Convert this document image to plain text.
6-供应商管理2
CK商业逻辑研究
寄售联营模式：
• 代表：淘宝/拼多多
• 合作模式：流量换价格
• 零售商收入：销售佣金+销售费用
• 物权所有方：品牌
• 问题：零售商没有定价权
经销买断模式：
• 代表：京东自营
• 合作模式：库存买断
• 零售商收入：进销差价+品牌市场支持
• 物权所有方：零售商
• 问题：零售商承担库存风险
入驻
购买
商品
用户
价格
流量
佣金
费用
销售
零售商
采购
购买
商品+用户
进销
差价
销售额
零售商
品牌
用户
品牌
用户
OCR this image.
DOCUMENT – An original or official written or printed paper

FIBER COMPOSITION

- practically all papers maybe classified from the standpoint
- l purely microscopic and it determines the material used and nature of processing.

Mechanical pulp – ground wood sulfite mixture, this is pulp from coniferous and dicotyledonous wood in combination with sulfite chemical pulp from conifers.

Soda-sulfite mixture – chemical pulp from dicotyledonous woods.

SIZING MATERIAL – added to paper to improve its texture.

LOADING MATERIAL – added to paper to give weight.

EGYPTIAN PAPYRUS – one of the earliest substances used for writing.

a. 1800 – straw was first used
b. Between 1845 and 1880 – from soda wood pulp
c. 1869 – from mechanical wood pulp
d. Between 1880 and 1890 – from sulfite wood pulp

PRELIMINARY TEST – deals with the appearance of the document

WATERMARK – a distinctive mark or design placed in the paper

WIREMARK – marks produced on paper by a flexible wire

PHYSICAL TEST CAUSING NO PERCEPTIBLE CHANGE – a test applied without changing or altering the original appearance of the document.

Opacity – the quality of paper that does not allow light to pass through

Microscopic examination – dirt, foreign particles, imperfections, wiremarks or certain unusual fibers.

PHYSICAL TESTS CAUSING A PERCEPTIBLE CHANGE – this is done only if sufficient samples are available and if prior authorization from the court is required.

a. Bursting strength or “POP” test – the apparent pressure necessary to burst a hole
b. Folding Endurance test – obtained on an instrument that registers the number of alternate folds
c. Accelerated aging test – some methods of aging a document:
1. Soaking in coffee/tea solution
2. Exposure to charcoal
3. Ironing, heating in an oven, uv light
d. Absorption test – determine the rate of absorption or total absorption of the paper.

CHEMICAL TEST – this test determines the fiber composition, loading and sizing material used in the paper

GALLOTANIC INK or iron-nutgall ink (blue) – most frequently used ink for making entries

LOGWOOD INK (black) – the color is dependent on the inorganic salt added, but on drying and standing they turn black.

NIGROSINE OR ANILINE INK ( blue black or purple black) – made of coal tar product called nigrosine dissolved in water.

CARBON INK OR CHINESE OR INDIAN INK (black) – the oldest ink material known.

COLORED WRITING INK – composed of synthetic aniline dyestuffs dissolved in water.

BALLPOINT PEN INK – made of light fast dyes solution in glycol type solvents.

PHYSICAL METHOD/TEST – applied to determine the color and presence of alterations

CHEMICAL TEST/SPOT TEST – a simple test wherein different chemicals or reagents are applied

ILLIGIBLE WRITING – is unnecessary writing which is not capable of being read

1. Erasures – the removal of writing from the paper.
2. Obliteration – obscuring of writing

---

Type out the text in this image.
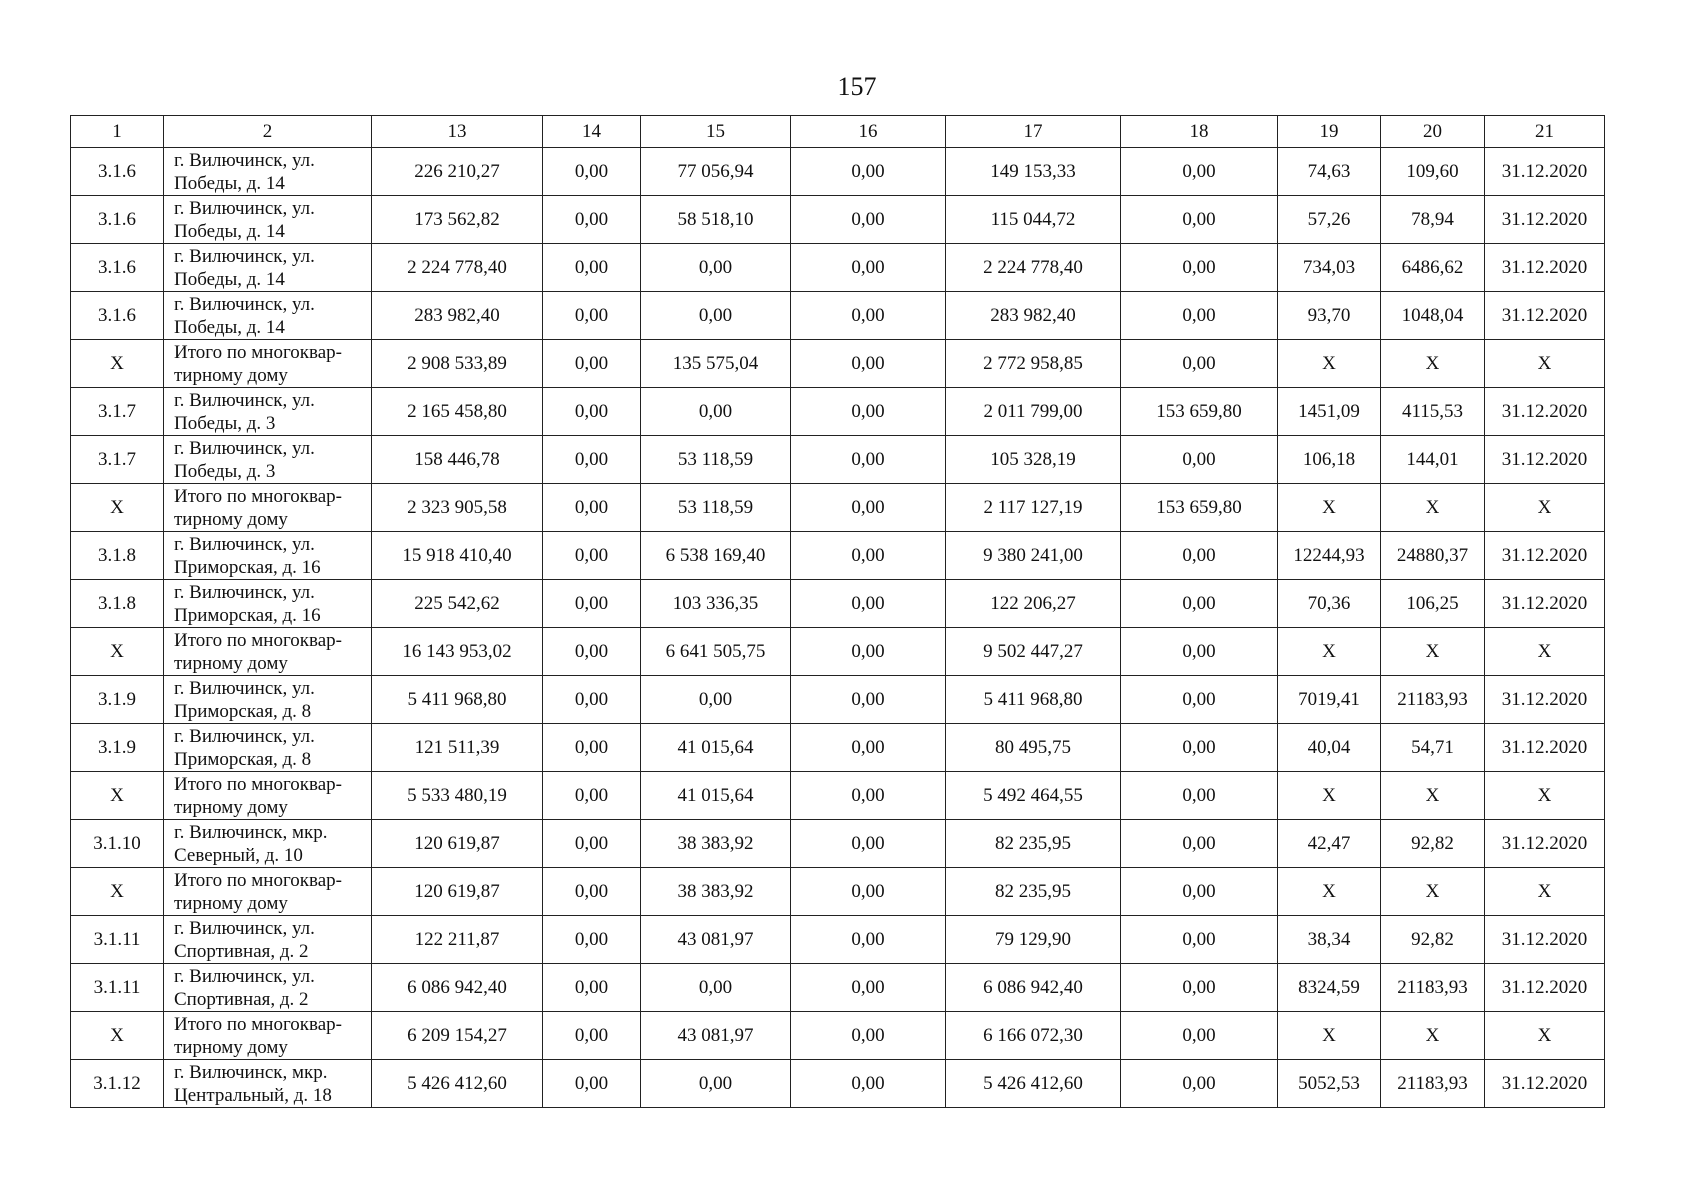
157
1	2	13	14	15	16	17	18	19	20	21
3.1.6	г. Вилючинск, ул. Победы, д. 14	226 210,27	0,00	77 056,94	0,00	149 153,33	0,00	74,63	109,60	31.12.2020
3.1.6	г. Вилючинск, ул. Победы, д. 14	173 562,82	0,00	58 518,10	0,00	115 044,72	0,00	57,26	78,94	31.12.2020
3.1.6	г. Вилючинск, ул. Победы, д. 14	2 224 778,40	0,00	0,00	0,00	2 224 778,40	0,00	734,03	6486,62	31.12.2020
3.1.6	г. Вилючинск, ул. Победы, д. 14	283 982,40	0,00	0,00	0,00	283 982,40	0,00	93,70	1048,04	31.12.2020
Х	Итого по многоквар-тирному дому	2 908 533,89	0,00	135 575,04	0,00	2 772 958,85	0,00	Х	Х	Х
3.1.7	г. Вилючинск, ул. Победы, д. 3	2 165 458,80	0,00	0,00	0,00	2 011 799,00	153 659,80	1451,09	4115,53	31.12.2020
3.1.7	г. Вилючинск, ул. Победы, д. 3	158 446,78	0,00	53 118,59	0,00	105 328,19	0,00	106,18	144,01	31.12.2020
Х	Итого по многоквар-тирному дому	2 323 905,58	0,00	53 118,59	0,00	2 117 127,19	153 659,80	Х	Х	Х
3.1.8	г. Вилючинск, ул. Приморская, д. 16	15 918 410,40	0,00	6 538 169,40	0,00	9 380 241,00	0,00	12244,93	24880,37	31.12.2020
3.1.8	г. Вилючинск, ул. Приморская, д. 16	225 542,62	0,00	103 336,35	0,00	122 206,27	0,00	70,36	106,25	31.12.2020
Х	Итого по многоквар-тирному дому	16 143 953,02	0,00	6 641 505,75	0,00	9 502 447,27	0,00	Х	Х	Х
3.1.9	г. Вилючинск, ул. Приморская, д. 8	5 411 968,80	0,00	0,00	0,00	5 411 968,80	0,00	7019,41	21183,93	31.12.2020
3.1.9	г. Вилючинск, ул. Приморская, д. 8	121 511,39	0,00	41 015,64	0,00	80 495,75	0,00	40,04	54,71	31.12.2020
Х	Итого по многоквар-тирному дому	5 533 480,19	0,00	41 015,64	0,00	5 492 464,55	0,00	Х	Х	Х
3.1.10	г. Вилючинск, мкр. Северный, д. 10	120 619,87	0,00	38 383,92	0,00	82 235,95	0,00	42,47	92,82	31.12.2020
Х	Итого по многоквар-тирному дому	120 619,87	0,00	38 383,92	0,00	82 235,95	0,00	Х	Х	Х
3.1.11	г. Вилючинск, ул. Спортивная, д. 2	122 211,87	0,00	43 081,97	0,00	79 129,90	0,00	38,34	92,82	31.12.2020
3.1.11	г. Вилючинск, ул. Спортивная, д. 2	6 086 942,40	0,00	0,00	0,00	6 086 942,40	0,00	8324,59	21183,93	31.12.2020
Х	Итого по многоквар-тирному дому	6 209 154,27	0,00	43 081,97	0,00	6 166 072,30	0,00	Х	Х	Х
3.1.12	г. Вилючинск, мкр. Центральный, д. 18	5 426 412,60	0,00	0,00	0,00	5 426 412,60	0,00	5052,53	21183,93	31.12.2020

**WORK TO COMPLETE:** Review the material and copy each line in which the word "appearance" appears.

**ANSWER TO THIS PROBLEM:**
PRELIMINARY TEST – deals with the appearance of the document
PHYSICAL TEST CAUSING NO PERCEPTIBLE CHANGE – a test applied without changing or altering the original appearance of the document.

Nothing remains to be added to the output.